Job – Extract the records below word for word and ignore the images.

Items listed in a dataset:
-- -- --

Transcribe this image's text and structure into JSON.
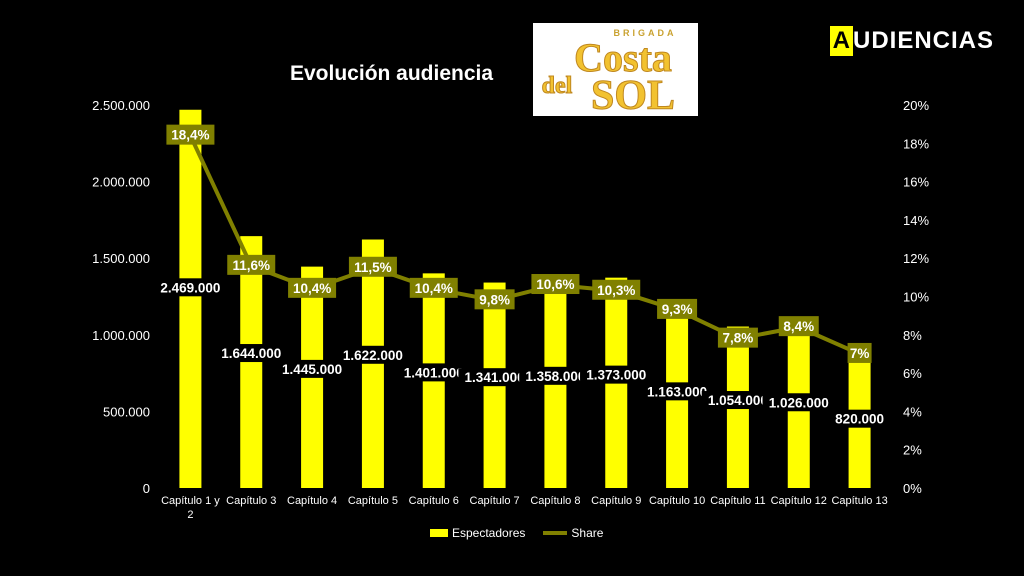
{
  "brand": {
    "first_letter": "A",
    "rest": "UDIENCIAS"
  },
  "logo": {
    "line1": "BRIGADA",
    "line2": "Costa",
    "line3": "del",
    "line4": "SOL"
  },
  "colors": {
    "bar": "#ffff00",
    "line": "#808000",
    "background": "#000000",
    "label_box": "#808000"
  },
  "chart_data": {
    "type": "bar",
    "title": "Evolución audiencia",
    "categories": [
      "Capítulo 1 y 2",
      "Capítulo 3",
      "Capítulo 4",
      "Capítulo 5",
      "Capítulo 6",
      "Capítulo 7",
      "Capítulo 8",
      "Capítulo 9",
      "Capítulo 10",
      "Capítulo 11",
      "Capítulo 12",
      "Capítulo 13"
    ],
    "series": [
      {
        "name": "Espectadores",
        "type": "bar",
        "axis": "left",
        "values": [
          2469000,
          1644000,
          1445000,
          1622000,
          1401000,
          1341000,
          1358000,
          1373000,
          1163000,
          1054000,
          1026000,
          820000
        ],
        "labels": [
          "2.469.000",
          "1.644.000",
          "1.445.000",
          "1.622.000",
          "1.401.000",
          "1.341.000",
          "1.358.000",
          "1.373.000",
          "1.163.000",
          "1.054.000",
          "1.026.000",
          "820.000"
        ]
      },
      {
        "name": "Share",
        "type": "line",
        "axis": "right",
        "values": [
          18.4,
          11.6,
          10.4,
          11.5,
          10.4,
          9.8,
          10.6,
          10.3,
          9.3,
          7.8,
          8.4,
          7.0
        ],
        "labels": [
          "18,4%",
          "11,6%",
          "10,4%",
          "11,5%",
          "10,4%",
          "9,8%",
          "10,6%",
          "10,3%",
          "9,3%",
          "7,8%",
          "8,4%",
          "7%"
        ]
      }
    ],
    "ylim_left": [
      0,
      2500000
    ],
    "ylim_right": [
      0,
      20
    ],
    "left_ticks": [
      "0",
      "500.000",
      "1.000.000",
      "1.500.000",
      "2.000.000",
      "2.500.000"
    ],
    "right_ticks": [
      "0%",
      "2%",
      "4%",
      "6%",
      "8%",
      "10%",
      "12%",
      "14%",
      "16%",
      "18%",
      "20%"
    ],
    "grid": false,
    "legend": "bottom"
  }
}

-- -- --

Worked answer –
Transcribe this image's text and structure into JSON.
{
  "brand": {
    "first_letter": "A",
    "rest": "UDIENCIAS"
  },
  "logo": {
    "line1": "BRIGADA",
    "line2": "Costa",
    "line3": "del",
    "line4": "SOL"
  },
  "colors": {
    "bar": "#ffff00",
    "line": "#808000",
    "background": "#000000",
    "label_box": "#808000"
  },
  "chart_data": {
    "type": "bar",
    "title": "Evolución audiencia",
    "categories": [
      "Capítulo 1 y 2",
      "Capítulo 3",
      "Capítulo 4",
      "Capítulo 5",
      "Capítulo 6",
      "Capítulo 7",
      "Capítulo 8",
      "Capítulo 9",
      "Capítulo 10",
      "Capítulo 11",
      "Capítulo 12",
      "Capítulo 13"
    ],
    "series": [
      {
        "name": "Espectadores",
        "type": "bar",
        "axis": "left",
        "values": [
          2469000,
          1644000,
          1445000,
          1622000,
          1401000,
          1341000,
          1358000,
          1373000,
          1163000,
          1054000,
          1026000,
          820000
        ],
        "labels": [
          "2.469.000",
          "1.644.000",
          "1.445.000",
          "1.622.000",
          "1.401.000",
          "1.341.000",
          "1.358.000",
          "1.373.000",
          "1.163.000",
          "1.054.000",
          "1.026.000",
          "820.000"
        ]
      },
      {
        "name": "Share",
        "type": "line",
        "axis": "right",
        "values": [
          18.4,
          11.6,
          10.4,
          11.5,
          10.4,
          9.8,
          10.6,
          10.3,
          9.3,
          7.8,
          8.4,
          7.0
        ],
        "labels": [
          "18,4%",
          "11,6%",
          "10,4%",
          "11,5%",
          "10,4%",
          "9,8%",
          "10,6%",
          "10,3%",
          "9,3%",
          "7,8%",
          "8,4%",
          "7%"
        ]
      }
    ],
    "ylim_left": [
      0,
      2500000
    ],
    "ylim_right": [
      0,
      20
    ],
    "left_ticks": [
      "0",
      "500.000",
      "1.000.000",
      "1.500.000",
      "2.000.000",
      "2.500.000"
    ],
    "right_ticks": [
      "0%",
      "2%",
      "4%",
      "6%",
      "8%",
      "10%",
      "12%",
      "14%",
      "16%",
      "18%",
      "20%"
    ],
    "grid": false,
    "legend": "bottom"
  }
}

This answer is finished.